Records from a dataset.
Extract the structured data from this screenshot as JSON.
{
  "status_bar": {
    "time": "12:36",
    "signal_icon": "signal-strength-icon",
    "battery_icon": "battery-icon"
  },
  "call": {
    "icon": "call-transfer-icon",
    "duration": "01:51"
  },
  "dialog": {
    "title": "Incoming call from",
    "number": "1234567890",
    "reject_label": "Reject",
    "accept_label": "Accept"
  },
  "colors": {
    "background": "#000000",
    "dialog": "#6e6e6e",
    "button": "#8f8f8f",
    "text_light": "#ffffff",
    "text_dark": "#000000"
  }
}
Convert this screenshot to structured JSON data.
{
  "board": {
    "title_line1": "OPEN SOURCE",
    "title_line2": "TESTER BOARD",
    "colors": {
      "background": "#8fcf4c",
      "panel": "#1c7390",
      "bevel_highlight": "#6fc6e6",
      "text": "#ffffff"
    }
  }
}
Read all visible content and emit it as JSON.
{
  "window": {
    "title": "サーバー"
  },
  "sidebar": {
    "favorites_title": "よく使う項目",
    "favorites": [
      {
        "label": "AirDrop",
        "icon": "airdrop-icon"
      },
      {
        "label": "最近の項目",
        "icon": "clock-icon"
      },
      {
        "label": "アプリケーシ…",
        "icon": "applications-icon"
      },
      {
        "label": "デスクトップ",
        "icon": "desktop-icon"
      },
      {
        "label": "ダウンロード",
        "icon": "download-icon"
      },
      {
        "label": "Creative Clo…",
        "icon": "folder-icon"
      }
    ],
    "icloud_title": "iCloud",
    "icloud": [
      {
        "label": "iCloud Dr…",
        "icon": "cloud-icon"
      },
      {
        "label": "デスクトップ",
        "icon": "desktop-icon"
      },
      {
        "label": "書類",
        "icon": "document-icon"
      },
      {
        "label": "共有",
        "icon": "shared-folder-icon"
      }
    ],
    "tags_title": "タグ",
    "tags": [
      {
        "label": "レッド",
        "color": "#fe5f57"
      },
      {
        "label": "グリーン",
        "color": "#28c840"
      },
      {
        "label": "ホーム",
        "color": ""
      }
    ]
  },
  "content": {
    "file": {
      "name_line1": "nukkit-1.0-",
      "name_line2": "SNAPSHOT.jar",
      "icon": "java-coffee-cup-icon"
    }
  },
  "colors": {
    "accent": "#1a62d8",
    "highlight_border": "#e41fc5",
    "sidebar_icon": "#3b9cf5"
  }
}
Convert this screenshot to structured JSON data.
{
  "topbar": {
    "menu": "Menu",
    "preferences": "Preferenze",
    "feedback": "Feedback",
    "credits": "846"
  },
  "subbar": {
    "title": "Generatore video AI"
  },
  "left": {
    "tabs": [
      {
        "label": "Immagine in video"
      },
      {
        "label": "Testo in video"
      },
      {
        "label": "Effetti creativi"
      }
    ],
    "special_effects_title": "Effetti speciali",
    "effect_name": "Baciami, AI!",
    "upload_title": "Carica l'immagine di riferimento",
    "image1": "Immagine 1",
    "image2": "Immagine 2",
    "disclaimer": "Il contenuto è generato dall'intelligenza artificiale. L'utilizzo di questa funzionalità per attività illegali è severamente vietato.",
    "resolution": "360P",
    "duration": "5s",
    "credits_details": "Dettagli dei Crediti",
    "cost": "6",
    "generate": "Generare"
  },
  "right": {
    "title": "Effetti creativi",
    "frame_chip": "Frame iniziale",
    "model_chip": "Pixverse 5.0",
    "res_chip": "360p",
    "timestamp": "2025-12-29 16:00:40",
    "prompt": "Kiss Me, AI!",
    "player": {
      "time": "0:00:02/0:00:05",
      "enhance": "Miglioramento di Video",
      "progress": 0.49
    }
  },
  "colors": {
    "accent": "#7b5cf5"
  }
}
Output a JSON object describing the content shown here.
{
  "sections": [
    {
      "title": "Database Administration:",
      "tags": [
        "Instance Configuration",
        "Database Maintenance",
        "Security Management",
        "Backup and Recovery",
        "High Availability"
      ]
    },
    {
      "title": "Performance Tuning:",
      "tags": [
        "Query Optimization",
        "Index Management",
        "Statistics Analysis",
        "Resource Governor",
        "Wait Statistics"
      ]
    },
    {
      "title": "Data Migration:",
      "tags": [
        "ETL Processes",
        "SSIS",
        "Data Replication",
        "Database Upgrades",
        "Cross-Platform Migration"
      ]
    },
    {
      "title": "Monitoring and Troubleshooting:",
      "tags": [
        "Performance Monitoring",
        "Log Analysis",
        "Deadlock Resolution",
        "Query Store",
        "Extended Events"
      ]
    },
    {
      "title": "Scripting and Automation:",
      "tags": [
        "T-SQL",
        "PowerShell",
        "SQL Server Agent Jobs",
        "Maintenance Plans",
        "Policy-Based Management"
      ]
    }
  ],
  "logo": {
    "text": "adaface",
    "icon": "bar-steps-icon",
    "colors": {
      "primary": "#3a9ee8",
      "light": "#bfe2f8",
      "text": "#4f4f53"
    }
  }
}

INSTRUCTION. Repeat the material in full, exactly as it stands.

WRITTEN ANSWER.
Extract the structured data from this screenshot as JSON.
{
  "status_bar": {
    "time": "12:36",
    "signal_icon": "signal-strength-icon",
    "battery_icon": "battery-icon"
  },
  "call": {
    "icon": "call-transfer-icon",
    "duration": "01:51"
  },
  "dialog": {
    "title": "Incoming call from",
    "number": "1234567890",
    "reject_label": "Reject",
    "accept_label": "Accept"
  },
  "colors": {
    "background": "#000000",
    "dialog": "#6e6e6e",
    "button": "#8f8f8f",
    "text_light": "#ffffff",
    "text_dark": "#000000"
  }
}
Convert this screenshot to structured JSON data.
{
  "board": {
    "title_line1": "OPEN SOURCE",
    "title_line2": "TESTER BOARD",
    "colors": {
      "background": "#8fcf4c",
      "panel": "#1c7390",
      "bevel_highlight": "#6fc6e6",
      "text": "#ffffff"
    }
  }
}
Read all visible content and emit it as JSON.
{
  "window": {
    "title": "サーバー"
  },
  "sidebar": {
    "favorites_title": "よく使う項目",
    "favorites": [
      {
        "label": "AirDrop",
        "icon": "airdrop-icon"
      },
      {
        "label": "最近の項目",
        "icon": "clock-icon"
      },
      {
        "label": "アプリケーシ…",
        "icon": "applications-icon"
      },
      {
        "label": "デスクトップ",
        "icon": "desktop-icon"
      },
      {
        "label": "ダウンロード",
        "icon": "download-icon"
      },
      {
        "label": "Creative Clo…",
        "icon": "folder-icon"
      }
    ],
    "icloud_title": "iCloud",
    "icloud": [
      {
        "label": "iCloud Dr…",
        "icon": "cloud-icon"
      },
      {
        "label": "デスクトップ",
        "icon": "desktop-icon"
      },
      {
        "label": "書類",
        "icon": "document-icon"
      },
      {
        "label": "共有",
        "icon": "shared-folder-icon"
      }
    ],
    "tags_title": "タグ",
    "tags": [
      {
        "label": "レッド",
        "color": "#fe5f57"
      },
      {
        "label": "グリーン",
        "color": "#28c840"
      },
      {
        "label": "ホーム",
        "color": ""
      }
    ]
  },
  "content": {
    "file": {
      "name_line1": "nukkit-1.0-",
      "name_line2": "SNAPSHOT.jar",
      "icon": "java-coffee-cup-icon"
    }
  },
  "colors": {
    "accent": "#1a62d8",
    "highlight_border": "#e41fc5",
    "sidebar_icon": "#3b9cf5"
  }
}
Convert this screenshot to structured JSON data.
{
  "topbar": {
    "menu": "Menu",
    "preferences": "Preferenze",
    "feedback": "Feedback",
    "credits": "846"
  },
  "subbar": {
    "title": "Generatore video AI"
  },
  "left": {
    "tabs": [
      {
        "label": "Immagine in video"
      },
      {
        "label": "Testo in video"
      },
      {
        "label": "Effetti creativi"
      }
    ],
    "special_effects_title": "Effetti speciali",
    "effect_name": "Baciami, AI!",
    "upload_title": "Carica l'immagine di riferimento",
    "image1": "Immagine 1",
    "image2": "Immagine 2",
    "disclaimer": "Il contenuto è generato dall'intelligenza artificiale. L'utilizzo di questa funzionalità per attività illegali è severamente vietato.",
    "resolution": "360P",
    "duration": "5s",
    "credits_details": "Dettagli dei Crediti",
    "cost": "6",
    "generate": "Generare"
  },
  "right": {
    "title": "Effetti creativi",
    "frame_chip": "Frame iniziale",
    "model_chip": "Pixverse 5.0",
    "res_chip": "360p",
    "timestamp": "2025-12-29 16:00:40",
    "prompt": "Kiss Me, AI!",
    "player": {
      "time": "0:00:02/0:00:05",
      "enhance": "Miglioramento di Video",
      "progress": 0.49
    }
  },
  "colors": {
    "accent": "#7b5cf5"
  }
}
Output a JSON object describing the content shown here.
{
  "sections": [
    {
      "title": "Database Administration:",
      "tags": [
        "Instance Configuration",
        "Database Maintenance",
        "Security Management",
        "Backup and Recovery",
        "High Availability"
      ]
    },
    {
      "title": "Performance Tuning:",
      "tags": [
        "Query Optimization",
        "Index Management",
        "Statistics Analysis",
        "Resource Governor",
        "Wait Statistics"
      ]
    },
    {
      "title": "Data Migration:",
      "tags": [
        "ETL Processes",
        "SSIS",
        "Data Replication",
        "Database Upgrades",
        "Cross-Platform Migration"
      ]
    },
    {
      "title": "Monitoring and Troubleshooting:",
      "tags": [
        "Performance Monitoring",
        "Log Analysis",
        "Deadlock Resolution",
        "Query Store",
        "Extended Events"
      ]
    },
    {
      "title": "Scripting and Automation:",
      "tags": [
        "T-SQL",
        "PowerShell",
        "SQL Server Agent Jobs",
        "Maintenance Plans",
        "Policy-Based Management"
      ]
    }
  ],
  "logo": {
    "text": "adaface",
    "icon": "bar-steps-icon",
    "colors": {
      "primary": "#3a9ee8",
      "light": "#bfe2f8",
      "text": "#4f4f53"
    }
  }
}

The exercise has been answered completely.